§ **Given information**
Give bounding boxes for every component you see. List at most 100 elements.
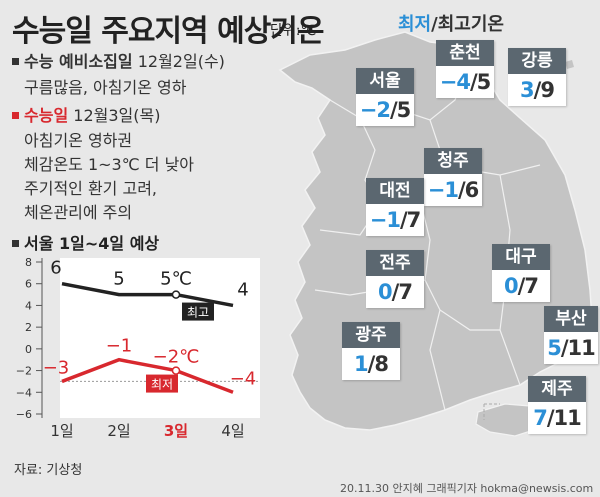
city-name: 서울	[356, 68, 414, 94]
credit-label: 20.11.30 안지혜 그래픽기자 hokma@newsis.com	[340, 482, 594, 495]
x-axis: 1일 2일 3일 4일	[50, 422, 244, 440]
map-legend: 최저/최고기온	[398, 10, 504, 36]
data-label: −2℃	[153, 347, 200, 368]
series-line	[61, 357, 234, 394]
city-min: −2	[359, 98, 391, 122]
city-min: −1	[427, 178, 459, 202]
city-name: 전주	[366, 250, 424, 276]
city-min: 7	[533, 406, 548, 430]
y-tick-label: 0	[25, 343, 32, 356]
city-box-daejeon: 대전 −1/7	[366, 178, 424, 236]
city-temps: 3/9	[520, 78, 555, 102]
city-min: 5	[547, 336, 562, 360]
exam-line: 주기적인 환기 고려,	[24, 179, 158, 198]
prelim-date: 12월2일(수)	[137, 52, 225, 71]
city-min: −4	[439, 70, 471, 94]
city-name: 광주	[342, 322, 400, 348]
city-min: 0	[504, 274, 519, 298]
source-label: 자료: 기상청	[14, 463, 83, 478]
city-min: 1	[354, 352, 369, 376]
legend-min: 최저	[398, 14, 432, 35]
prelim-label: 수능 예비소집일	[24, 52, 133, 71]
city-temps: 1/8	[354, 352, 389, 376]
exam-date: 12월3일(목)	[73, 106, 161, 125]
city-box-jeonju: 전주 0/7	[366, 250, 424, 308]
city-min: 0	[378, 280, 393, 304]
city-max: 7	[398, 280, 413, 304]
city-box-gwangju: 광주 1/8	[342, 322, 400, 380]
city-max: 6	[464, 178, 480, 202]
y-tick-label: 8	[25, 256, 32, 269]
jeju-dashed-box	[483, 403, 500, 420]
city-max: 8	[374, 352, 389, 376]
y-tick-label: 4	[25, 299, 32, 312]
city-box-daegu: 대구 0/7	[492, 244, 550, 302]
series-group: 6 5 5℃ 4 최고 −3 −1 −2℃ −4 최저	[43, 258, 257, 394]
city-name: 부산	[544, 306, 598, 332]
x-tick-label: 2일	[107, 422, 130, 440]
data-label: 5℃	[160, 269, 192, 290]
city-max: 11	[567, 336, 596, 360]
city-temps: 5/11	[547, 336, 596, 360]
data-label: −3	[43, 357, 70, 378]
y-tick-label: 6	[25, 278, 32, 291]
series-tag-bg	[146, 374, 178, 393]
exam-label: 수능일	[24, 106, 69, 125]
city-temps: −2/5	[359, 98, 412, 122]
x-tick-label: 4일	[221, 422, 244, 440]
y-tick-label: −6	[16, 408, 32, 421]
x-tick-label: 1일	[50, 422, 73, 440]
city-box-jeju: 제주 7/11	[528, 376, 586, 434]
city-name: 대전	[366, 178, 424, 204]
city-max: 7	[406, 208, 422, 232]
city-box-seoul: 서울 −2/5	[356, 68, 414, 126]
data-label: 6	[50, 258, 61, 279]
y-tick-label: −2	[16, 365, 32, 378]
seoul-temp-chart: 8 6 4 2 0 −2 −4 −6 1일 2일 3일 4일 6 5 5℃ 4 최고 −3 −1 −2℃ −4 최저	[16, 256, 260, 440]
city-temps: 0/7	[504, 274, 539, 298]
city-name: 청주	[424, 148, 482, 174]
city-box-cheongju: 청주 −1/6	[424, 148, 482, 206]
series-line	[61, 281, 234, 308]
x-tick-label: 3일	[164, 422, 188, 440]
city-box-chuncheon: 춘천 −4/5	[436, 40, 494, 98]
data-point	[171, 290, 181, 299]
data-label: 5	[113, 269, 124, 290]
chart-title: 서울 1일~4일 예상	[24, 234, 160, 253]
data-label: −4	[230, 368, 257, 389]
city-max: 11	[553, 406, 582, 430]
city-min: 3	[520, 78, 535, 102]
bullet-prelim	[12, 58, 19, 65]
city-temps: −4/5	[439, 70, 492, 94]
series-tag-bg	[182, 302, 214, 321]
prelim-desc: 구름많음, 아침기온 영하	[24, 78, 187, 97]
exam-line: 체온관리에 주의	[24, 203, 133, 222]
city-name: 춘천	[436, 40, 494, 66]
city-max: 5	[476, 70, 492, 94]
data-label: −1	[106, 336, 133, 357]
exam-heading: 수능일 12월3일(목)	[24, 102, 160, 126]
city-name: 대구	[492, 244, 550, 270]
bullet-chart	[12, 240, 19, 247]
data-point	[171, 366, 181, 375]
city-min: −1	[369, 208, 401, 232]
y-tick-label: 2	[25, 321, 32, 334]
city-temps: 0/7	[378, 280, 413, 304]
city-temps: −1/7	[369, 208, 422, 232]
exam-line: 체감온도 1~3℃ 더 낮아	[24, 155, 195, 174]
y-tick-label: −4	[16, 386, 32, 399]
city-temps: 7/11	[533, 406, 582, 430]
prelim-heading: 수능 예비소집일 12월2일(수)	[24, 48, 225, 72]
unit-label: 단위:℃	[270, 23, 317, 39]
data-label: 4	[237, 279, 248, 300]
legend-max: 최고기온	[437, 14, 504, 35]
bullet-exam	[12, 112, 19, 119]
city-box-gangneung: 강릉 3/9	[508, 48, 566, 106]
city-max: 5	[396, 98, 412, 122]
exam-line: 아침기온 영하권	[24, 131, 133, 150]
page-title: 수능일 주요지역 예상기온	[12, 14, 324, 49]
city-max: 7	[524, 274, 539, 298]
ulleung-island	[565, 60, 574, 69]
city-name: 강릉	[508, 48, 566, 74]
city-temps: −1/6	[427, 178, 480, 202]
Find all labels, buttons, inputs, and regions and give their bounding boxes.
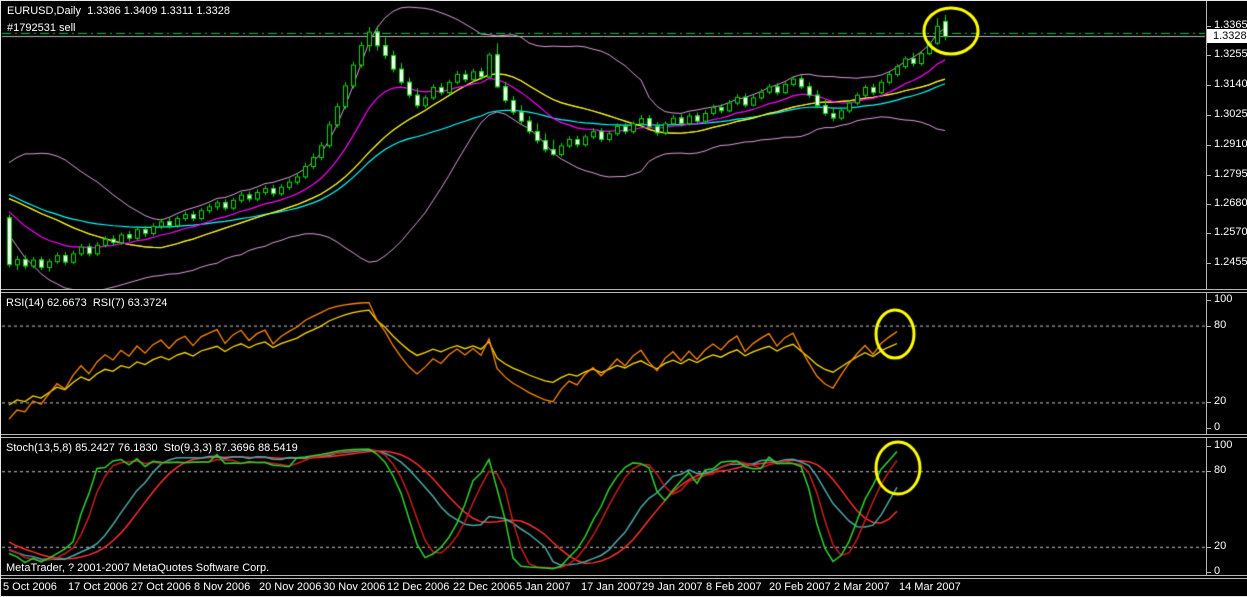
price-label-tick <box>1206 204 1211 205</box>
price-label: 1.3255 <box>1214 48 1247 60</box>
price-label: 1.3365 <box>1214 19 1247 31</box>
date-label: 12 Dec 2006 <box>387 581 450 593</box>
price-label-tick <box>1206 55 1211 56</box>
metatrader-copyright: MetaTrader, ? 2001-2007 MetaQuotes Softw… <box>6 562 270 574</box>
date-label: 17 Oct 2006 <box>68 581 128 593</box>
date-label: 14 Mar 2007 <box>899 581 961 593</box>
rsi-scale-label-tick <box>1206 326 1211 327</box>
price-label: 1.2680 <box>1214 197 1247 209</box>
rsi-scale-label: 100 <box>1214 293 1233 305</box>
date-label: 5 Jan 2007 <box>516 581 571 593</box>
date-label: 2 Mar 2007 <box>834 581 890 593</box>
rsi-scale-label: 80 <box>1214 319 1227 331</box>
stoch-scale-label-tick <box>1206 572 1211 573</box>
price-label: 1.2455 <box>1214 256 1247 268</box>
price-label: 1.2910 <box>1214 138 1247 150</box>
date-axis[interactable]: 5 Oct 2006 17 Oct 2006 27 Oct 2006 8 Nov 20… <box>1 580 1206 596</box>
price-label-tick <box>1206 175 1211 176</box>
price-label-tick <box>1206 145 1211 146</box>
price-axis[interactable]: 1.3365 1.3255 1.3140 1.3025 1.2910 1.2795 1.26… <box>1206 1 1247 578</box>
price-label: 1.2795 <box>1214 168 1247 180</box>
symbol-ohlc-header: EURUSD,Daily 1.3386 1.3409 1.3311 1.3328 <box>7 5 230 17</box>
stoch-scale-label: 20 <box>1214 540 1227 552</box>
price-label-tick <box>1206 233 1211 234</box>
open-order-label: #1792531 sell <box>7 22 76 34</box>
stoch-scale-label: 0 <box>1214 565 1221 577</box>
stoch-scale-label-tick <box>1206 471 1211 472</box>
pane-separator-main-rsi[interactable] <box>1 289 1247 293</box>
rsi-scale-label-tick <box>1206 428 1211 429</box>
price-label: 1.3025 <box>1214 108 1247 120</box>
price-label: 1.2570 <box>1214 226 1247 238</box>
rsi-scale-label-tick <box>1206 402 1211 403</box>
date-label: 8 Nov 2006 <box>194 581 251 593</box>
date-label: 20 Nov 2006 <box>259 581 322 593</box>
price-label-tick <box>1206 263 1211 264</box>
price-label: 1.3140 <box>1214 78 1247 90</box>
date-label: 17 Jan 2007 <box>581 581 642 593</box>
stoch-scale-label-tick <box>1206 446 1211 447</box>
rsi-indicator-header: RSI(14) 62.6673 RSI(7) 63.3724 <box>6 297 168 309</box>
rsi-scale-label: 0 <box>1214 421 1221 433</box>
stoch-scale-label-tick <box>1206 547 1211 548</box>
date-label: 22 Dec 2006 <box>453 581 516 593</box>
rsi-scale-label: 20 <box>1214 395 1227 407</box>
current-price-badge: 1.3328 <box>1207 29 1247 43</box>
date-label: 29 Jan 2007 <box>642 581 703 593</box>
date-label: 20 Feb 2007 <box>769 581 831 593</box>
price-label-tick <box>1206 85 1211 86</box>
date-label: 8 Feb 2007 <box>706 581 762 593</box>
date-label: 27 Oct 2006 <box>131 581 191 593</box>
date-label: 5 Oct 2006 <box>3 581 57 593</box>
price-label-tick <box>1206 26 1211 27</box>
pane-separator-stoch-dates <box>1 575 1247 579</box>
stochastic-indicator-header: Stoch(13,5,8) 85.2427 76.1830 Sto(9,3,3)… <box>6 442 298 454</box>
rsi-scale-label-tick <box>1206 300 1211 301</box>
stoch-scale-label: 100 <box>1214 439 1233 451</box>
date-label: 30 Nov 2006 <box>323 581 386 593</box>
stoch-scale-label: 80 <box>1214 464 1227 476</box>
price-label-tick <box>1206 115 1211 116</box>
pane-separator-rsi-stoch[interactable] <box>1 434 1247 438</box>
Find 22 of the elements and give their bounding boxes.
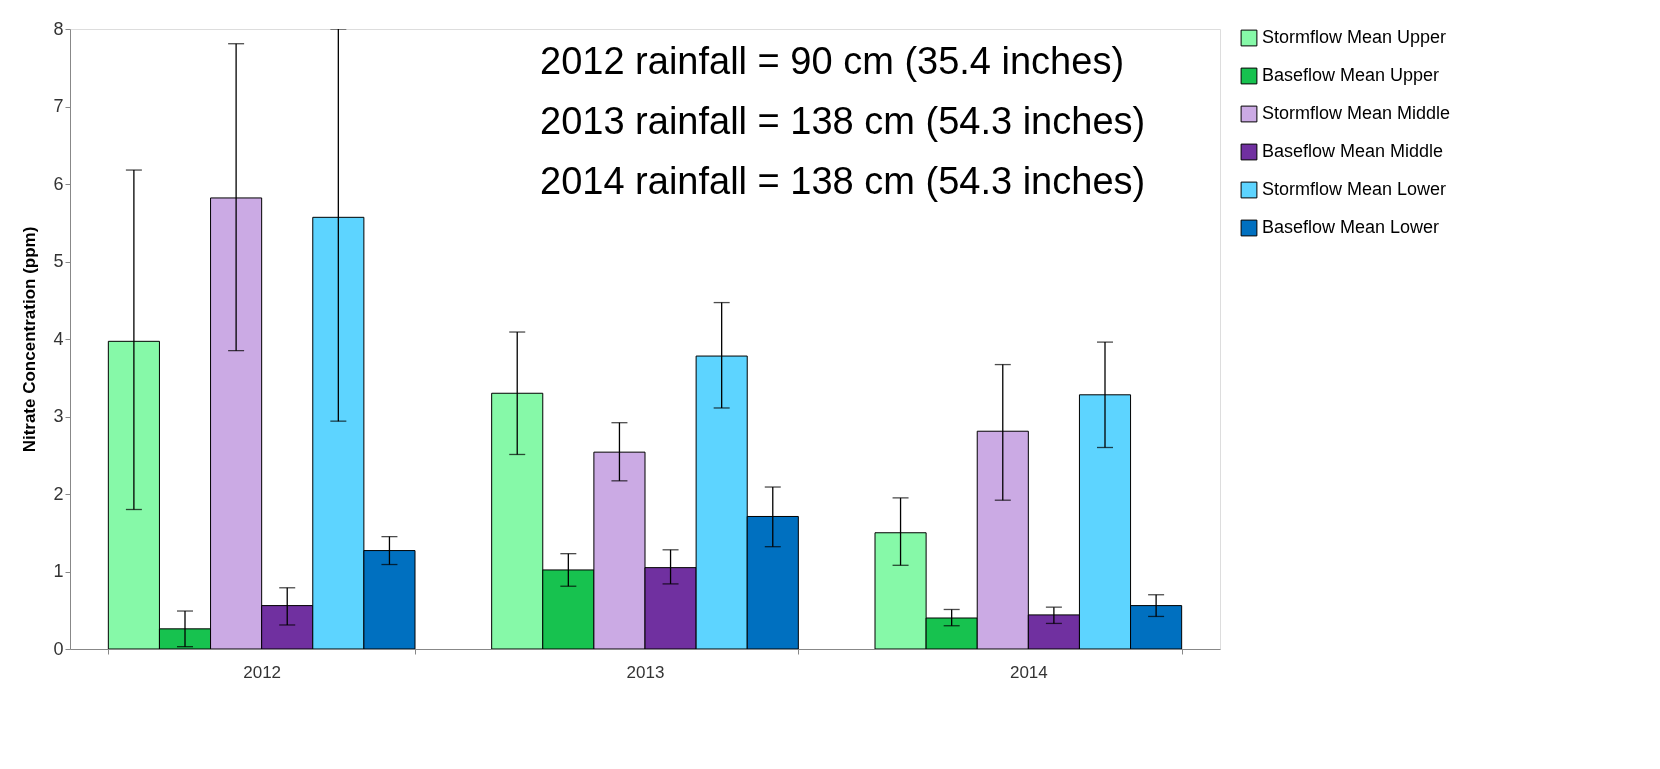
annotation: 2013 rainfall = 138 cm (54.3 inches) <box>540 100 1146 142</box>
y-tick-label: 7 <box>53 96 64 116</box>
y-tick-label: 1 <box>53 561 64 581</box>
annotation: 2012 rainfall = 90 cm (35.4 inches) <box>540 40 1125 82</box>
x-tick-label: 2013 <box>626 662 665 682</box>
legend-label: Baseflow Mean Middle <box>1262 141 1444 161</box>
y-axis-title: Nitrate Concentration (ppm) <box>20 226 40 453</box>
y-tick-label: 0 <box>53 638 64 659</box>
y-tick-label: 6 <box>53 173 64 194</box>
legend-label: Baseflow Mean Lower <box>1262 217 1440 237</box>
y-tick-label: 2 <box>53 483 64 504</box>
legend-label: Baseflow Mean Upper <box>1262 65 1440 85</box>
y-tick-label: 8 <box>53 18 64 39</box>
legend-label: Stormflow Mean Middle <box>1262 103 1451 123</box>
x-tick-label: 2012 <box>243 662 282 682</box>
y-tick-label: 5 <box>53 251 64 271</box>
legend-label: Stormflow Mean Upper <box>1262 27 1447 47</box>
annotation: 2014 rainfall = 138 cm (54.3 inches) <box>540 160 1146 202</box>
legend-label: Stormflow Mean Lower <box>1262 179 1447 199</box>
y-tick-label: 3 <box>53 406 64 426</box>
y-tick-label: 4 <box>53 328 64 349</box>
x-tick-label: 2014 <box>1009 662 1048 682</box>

§ **Task to complete**
Extract the lines of the records starting at the one containing "68, 414, 94]" and ending at the one containing "250, 424, 276]", both included, and reproduce them verbatim.

§ **Completed exercise**
city-name: 서울	[356, 68, 414, 94]
credit-label: 20.11.30 안지혜 그래픽기자 hokma@newsis.com	[340, 482, 594, 495]
x-axis: 1일 2일 3일 4일	[50, 422, 244, 440]
map-legend: 최저/최고기온	[398, 10, 504, 36]
data-label: −2℃	[153, 347, 200, 368]
series-line	[61, 357, 234, 394]
city-min: −2	[359, 98, 391, 122]
city-min: −1	[427, 178, 459, 202]
city-name: 전주	[366, 250, 424, 276]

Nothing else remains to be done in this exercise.